[START OF DATASET CONTENT]
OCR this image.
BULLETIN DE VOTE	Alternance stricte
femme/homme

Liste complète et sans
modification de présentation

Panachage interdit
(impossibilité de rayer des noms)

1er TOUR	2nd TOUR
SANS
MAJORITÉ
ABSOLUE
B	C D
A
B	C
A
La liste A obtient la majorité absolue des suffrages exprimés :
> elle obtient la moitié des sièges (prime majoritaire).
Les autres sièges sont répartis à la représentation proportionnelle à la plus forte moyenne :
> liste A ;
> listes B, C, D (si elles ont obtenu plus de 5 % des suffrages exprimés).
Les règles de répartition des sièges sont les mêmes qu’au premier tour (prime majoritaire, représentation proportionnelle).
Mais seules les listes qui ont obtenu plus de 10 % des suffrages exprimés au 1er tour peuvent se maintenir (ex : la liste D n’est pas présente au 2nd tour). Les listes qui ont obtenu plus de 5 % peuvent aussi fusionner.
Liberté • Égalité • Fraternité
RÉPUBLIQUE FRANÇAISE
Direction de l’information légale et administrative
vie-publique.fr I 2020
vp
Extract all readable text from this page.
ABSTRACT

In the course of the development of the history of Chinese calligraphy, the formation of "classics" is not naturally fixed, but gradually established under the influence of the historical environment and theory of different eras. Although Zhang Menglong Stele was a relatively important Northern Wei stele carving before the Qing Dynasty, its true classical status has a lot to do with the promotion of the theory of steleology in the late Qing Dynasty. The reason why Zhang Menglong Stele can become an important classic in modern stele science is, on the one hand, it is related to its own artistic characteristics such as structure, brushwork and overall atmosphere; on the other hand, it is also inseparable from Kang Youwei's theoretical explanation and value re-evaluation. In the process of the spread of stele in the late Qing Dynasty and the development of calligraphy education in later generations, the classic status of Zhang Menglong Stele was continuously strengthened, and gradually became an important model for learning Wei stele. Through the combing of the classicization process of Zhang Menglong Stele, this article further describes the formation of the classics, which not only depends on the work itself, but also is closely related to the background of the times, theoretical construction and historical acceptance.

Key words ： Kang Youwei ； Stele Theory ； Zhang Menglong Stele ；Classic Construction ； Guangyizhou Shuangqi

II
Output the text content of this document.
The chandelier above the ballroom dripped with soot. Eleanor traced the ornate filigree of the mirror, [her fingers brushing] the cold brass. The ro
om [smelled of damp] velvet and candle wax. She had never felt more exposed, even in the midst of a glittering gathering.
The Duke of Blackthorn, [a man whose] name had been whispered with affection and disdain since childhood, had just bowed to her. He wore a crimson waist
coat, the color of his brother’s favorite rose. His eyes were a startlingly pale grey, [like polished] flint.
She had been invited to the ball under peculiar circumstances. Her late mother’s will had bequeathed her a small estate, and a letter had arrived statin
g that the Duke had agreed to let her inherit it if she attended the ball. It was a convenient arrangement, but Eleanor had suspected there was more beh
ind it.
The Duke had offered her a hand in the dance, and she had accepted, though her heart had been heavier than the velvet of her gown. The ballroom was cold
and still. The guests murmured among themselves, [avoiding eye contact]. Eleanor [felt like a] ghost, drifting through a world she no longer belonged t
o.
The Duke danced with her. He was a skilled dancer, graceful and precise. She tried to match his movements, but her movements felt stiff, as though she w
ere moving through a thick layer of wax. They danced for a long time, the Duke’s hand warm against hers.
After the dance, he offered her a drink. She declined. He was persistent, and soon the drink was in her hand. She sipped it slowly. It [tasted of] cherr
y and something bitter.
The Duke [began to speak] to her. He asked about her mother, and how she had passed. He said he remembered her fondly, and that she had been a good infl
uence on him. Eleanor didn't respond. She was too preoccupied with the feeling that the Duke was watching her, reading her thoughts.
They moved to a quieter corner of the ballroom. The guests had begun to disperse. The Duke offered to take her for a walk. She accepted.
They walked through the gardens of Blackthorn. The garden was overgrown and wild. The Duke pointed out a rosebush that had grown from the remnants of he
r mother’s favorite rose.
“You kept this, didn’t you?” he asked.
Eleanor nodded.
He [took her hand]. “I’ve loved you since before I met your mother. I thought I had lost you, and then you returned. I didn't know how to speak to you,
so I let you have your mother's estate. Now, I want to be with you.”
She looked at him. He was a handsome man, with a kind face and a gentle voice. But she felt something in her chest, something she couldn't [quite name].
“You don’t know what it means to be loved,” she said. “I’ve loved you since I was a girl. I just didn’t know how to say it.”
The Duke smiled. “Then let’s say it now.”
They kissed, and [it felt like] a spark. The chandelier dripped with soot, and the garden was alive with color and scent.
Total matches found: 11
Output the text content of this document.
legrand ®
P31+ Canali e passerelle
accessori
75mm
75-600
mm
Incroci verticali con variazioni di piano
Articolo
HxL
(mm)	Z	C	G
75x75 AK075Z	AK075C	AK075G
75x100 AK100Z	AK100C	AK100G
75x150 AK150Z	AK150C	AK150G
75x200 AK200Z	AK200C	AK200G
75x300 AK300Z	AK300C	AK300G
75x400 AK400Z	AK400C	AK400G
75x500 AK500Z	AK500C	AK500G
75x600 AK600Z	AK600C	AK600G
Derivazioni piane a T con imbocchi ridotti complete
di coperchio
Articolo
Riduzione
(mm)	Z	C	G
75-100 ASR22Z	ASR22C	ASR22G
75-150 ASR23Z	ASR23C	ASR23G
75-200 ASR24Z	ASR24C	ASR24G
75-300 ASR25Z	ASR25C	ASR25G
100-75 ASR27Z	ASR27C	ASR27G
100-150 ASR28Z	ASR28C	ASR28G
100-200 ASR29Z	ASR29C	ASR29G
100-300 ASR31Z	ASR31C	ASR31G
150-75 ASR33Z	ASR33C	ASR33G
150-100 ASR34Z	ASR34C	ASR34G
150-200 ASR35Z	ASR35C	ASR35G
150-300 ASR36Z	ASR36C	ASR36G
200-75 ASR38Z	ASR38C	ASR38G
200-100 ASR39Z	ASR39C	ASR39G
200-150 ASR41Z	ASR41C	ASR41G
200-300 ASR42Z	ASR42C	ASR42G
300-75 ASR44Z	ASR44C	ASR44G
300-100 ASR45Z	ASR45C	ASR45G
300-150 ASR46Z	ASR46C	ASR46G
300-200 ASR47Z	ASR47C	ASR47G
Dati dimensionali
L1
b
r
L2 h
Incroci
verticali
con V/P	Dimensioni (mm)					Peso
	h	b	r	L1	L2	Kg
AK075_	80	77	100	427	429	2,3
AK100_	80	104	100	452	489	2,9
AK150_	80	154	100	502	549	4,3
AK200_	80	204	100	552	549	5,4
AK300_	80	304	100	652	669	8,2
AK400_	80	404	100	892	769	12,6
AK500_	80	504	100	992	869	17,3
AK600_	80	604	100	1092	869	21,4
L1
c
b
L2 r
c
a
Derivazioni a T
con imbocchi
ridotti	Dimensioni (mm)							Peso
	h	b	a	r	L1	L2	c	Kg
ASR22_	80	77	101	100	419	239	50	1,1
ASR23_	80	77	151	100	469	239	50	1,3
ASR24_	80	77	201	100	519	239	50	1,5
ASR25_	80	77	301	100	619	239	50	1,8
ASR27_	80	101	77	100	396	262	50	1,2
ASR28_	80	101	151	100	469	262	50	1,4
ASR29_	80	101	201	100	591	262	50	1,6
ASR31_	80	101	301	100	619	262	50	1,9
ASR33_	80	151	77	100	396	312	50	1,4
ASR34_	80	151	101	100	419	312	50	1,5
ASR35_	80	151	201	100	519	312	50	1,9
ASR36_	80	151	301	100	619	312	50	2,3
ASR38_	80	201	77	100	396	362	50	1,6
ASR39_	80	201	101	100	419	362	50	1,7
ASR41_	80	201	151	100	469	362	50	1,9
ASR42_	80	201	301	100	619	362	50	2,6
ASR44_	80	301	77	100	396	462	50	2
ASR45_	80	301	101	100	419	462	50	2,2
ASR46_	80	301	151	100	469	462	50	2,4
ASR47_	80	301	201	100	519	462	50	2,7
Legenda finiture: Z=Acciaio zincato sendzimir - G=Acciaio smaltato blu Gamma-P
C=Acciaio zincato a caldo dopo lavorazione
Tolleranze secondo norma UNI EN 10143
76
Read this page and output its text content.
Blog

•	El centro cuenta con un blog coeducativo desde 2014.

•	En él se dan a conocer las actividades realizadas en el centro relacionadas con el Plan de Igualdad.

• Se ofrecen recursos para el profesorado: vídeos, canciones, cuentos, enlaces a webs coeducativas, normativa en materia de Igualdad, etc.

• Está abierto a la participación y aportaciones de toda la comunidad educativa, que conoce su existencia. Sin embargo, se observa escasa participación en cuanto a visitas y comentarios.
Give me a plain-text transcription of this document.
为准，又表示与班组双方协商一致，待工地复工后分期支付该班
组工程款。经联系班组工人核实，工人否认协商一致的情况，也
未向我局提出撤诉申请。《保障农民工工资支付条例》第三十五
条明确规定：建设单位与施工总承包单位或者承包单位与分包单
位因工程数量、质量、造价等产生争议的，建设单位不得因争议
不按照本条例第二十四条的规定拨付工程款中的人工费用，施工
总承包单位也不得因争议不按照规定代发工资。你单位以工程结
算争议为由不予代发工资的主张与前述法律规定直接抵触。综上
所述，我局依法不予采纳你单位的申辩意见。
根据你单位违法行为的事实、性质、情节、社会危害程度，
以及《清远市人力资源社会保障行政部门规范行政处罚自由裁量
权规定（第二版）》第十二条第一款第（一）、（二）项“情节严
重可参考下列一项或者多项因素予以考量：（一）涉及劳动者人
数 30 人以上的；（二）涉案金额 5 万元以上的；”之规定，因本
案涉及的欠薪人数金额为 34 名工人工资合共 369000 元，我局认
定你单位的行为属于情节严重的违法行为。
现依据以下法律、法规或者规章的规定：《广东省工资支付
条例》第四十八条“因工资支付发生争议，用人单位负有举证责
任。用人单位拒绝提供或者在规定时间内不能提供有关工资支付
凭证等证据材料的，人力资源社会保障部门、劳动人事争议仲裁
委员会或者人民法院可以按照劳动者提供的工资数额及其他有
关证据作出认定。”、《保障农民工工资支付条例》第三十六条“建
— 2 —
[END OF DATASET CONTENT]
**WORK TO COMPLETE**
Locate all lines in the listing above with the word "danced" and copy them.

**EXPECTED ANSWER**
The Duke danced with her. He was a skilled dancer, graceful and precise. She tried to match his movements, but her movements felt stiff, as though she w
ere moving through a thick layer of wax. They danced for a long time, the Duke’s hand warm against hers.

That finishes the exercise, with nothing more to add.